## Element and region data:
>> BEGIN

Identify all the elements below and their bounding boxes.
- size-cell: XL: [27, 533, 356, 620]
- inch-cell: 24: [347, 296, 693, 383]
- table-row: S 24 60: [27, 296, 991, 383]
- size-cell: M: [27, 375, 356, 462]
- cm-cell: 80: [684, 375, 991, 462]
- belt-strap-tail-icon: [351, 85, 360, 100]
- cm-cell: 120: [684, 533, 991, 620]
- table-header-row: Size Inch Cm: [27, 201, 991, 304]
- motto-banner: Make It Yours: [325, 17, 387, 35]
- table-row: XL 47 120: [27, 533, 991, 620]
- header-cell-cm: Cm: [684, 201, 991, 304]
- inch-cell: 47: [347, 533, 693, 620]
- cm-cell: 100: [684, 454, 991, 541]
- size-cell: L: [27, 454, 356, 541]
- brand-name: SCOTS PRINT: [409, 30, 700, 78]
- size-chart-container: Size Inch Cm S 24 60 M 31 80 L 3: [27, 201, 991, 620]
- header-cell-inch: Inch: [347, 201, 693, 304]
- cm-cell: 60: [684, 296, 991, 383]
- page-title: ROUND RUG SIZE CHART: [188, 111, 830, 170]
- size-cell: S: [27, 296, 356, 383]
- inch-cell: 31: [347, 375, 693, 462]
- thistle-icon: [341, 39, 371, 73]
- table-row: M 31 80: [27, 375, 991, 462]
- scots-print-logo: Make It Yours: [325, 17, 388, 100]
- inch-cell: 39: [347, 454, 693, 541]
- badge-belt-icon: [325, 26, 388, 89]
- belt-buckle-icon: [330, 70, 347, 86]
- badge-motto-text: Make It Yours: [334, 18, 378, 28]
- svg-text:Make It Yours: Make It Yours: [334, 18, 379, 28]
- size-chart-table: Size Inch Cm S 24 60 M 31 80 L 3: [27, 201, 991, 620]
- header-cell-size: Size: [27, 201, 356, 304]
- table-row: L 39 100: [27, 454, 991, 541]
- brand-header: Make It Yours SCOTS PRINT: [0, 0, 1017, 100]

>> END

## What is being asked:
Copy out every line of the items above without any changes.

## Output:
Identify all the elements below and their bounding boxes.
- size-cell: XL: [27, 533, 356, 620]
- inch-cell: 24: [347, 296, 693, 383]
- table-row: S 24 60: [27, 296, 991, 383]
- size-cell: M: [27, 375, 356, 462]
- cm-cell: 80: [684, 375, 991, 462]
- belt-strap-tail-icon: [351, 85, 360, 100]
- cm-cell: 120: [684, 533, 991, 620]
- table-header-row: Size Inch Cm: [27, 201, 991, 304]
- motto-banner: Make It Yours: [325, 17, 387, 35]
- table-row: XL 47 120: [27, 533, 991, 620]
- header-cell-cm: Cm: [684, 201, 991, 304]
- inch-cell: 47: [347, 533, 693, 620]
- cm-cell: 100: [684, 454, 991, 541]
- size-cell: L: [27, 454, 356, 541]
- brand-name: SCOTS PRINT: [409, 30, 700, 78]
- size-chart-container: Size Inch Cm S 24 60 M 31 80 L 3: [27, 201, 991, 620]
- header-cell-inch: Inch: [347, 201, 693, 304]
- cm-cell: 60: [684, 296, 991, 383]
- page-title: ROUND RUG SIZE CHART: [188, 111, 830, 170]
- size-cell: S: [27, 296, 356, 383]
- inch-cell: 31: [347, 375, 693, 462]
- thistle-icon: [341, 39, 371, 73]
- table-row: M 31 80: [27, 375, 991, 462]
- scots-print-logo: Make It Yours: [325, 17, 388, 100]
- inch-cell: 39: [347, 454, 693, 541]
- badge-belt-icon: [325, 26, 388, 89]
- belt-buckle-icon: [330, 70, 347, 86]
- badge-motto-text: Make It Yours: [334, 18, 378, 28]
- svg-text:Make It Yours: Make It Yours: [334, 18, 379, 28]
- size-chart-table: Size Inch Cm S 24 60 M 31 80 L 3: [27, 201, 991, 620]
- header-cell-size: Size: [27, 201, 356, 304]
- table-row: L 39 100: [27, 454, 991, 541]
- brand-header: Make It Yours SCOTS PRINT: [0, 0, 1017, 100]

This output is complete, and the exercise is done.